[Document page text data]
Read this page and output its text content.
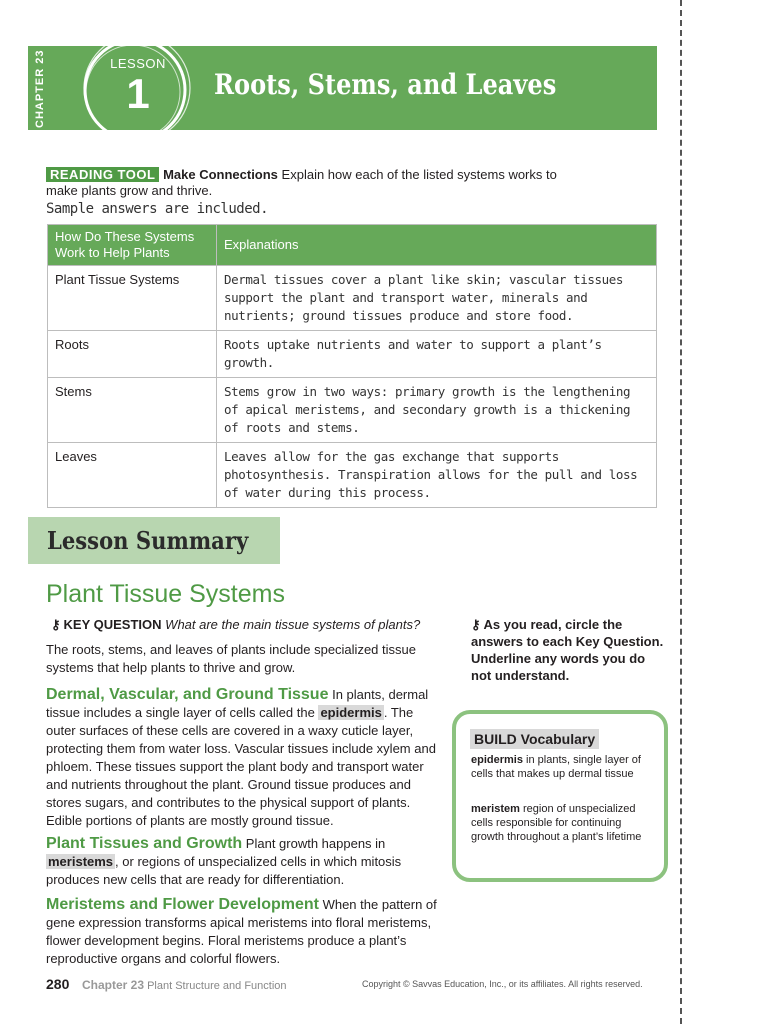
CHAPTER 23	LESSON
1	Roots, Stems, and Leaves
READING TOOL Make Connections Explain how each of the listed systems works to make plants grow and thrive.
Sample answers are included.
How Do These Systems Work to Help Plants	Explanations
Plant Tissue Systems	Dermal tissues cover a plant like skin; vascular tissues support the plant and transport water, minerals and nutrients; ground tissues produce and store food.
Roots	Roots uptake nutrients and water to support a plant’s growth.
Stems	Stems grow in two ways: primary growth is the lengthening of apical meristems, and secondary growth is a thickening of roots and stems.
Leaves	Leaves allow for the gas exchange that supports photosynthesis. Transpiration allows for the pull and loss of water during this process.
Lesson Summary
Plant Tissue Systems
⚷ KEY QUESTION What are the main tissue systems of plants?
The roots, stems, and leaves of plants include specialized tissue systems that help plants to thrive and grow.
Dermal, Vascular, and Ground Tissue In plants, dermal tissue includes a single layer of cells called the epidermis . The outer surfaces of these cells are covered in a waxy cuticle layer, protecting them from water loss. Vascular tissues include xylem and phloem. These tissues support the plant body and transport water and nutrients throughout the plant. Ground tissue produces and stores sugars, and contributes to the physical support of plants. Edible portions of plants are mostly ground tissue.
Plant Tissues and Growth Plant growth happens in meristems , or regions of unspecialized cells in which mitosis produces new cells that are ready for differentiation.
Meristems and Flower Development When the pattern of gene expression transforms apical meristems into floral meristems, flower development begins. Floral meristems produce a plant’s reproductive organs and colorful flowers.
⚷ As you read, circle the answers to each Key Question. Underline any words you do not understand.
BUILD Vocabulary
epidermis in plants, single layer of cells that makes up dermal tissue
meristem region of unspecialized cells responsible for continuing growth throughout a plant’s lifetime
280 Chapter 23 Plant Structure and Function	Copyright © Savvas Education, Inc., or its affiliates. All rights reserved.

**Task goal**
With the pictures omitted, reproduce the records in full and exactly.

**Exercise answer**
Read this page and output its text content.
CHAPTER 23	LESSON
1	Roots, Stems, and Leaves
READING TOOL Make Connections Explain how each of the listed systems works to make plants grow and thrive.
Sample answers are included.
How Do These Systems Work to Help Plants	Explanations
Plant Tissue Systems	Dermal tissues cover a plant like skin; vascular tissues support the plant and transport water, minerals and nutrients; ground tissues produce and store food.
Roots	Roots uptake nutrients and water to support a plant’s growth.
Stems	Stems grow in two ways: primary growth is the lengthening of apical meristems, and secondary growth is a thickening of roots and stems.
Leaves	Leaves allow for the gas exchange that supports photosynthesis. Transpiration allows for the pull and loss of water during this process.
Lesson Summary
Plant Tissue Systems
⚷ KEY QUESTION What are the main tissue systems of plants?
The roots, stems, and leaves of plants include specialized tissue systems that help plants to thrive and grow.
Dermal, Vascular, and Ground Tissue In plants, dermal tissue includes a single layer of cells called the epidermis . The outer surfaces of these cells are covered in a waxy cuticle layer, protecting them from water loss. Vascular tissues include xylem and phloem. These tissues support the plant body and transport water and nutrients throughout the plant. Ground tissue produces and stores sugars, and contributes to the physical support of plants. Edible portions of plants are mostly ground tissue.
Plant Tissues and Growth Plant growth happens in meristems , or regions of unspecialized cells in which mitosis produces new cells that are ready for differentiation.
Meristems and Flower Development When the pattern of gene expression transforms apical meristems into floral meristems, flower development begins. Floral meristems produce a plant’s reproductive organs and colorful flowers.
⚷ As you read, circle the answers to each Key Question. Underline any words you do not understand.
BUILD Vocabulary
epidermis in plants, single layer of cells that makes up dermal tissue
meristem region of unspecialized cells responsible for continuing growth throughout a plant’s lifetime
280 Chapter 23 Plant Structure and Function	Copyright © Savvas Education, Inc., or its affiliates. All rights reserved.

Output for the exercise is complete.